> What you will do: All of the listing below must be repeated word for word. Pictures are the only thing to omit.

> Lines of data:
-- Start --
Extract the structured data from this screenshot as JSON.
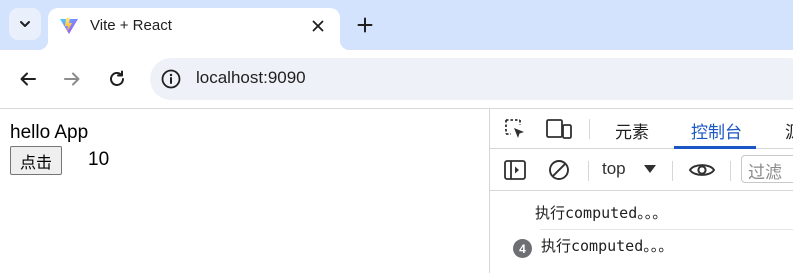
{
  "browser": {
    "tab": {
      "title": "Vite + React"
    },
    "address_bar": {
      "url": "localhost:9090"
    }
  },
  "page": {
    "heading": "hello App",
    "button_label": "点击",
    "counter_value": "10"
  },
  "devtools": {
    "tabs": [
      {
        "label": "元素",
        "active": false
      },
      {
        "label": "控制台",
        "active": true
      },
      {
        "label": "源",
        "active": false
      }
    ],
    "console": {
      "context": "top",
      "filter_placeholder": "过滤",
      "logs": [
        {
          "text": "执行computed。。。",
          "count": null
        },
        {
          "text": "执行computed。。。",
          "count": "4"
        }
      ]
    }
  },
  "colors": {
    "tab_strip": "#d3e3fd",
    "devtools_accent": "#1a56c4",
    "badge": "#6d6f73"
  }
}
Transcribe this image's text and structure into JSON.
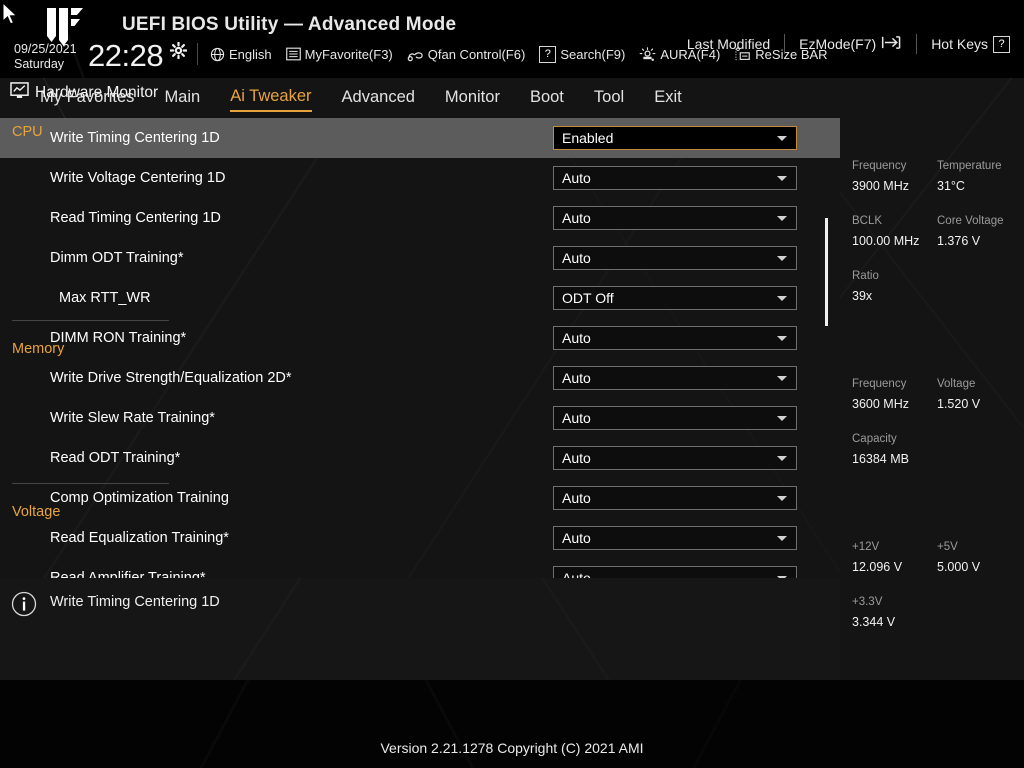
-- End --
> Result:
Extract the structured data from this screenshot as JSON.
{
  "browser": {
    "tab": {
      "title": "Vite + React"
    },
    "address_bar": {
      "url": "localhost:9090"
    }
  },
  "page": {
    "heading": "hello App",
    "button_label": "点击",
    "counter_value": "10"
  },
  "devtools": {
    "tabs": [
      {
        "label": "元素",
        "active": false
      },
      {
        "label": "控制台",
        "active": true
      },
      {
        "label": "源",
        "active": false
      }
    ],
    "console": {
      "context": "top",
      "filter_placeholder": "过滤",
      "logs": [
        {
          "text": "执行computed。。。",
          "count": null
        },
        {
          "text": "执行computed。。。",
          "count": "4"
        }
      ]
    }
  },
  "colors": {
    "tab_strip": "#d3e3fd",
    "devtools_accent": "#1a56c4",
    "badge": "#6d6f73"
  }
}
Transcribe this image's text and structure into JSON.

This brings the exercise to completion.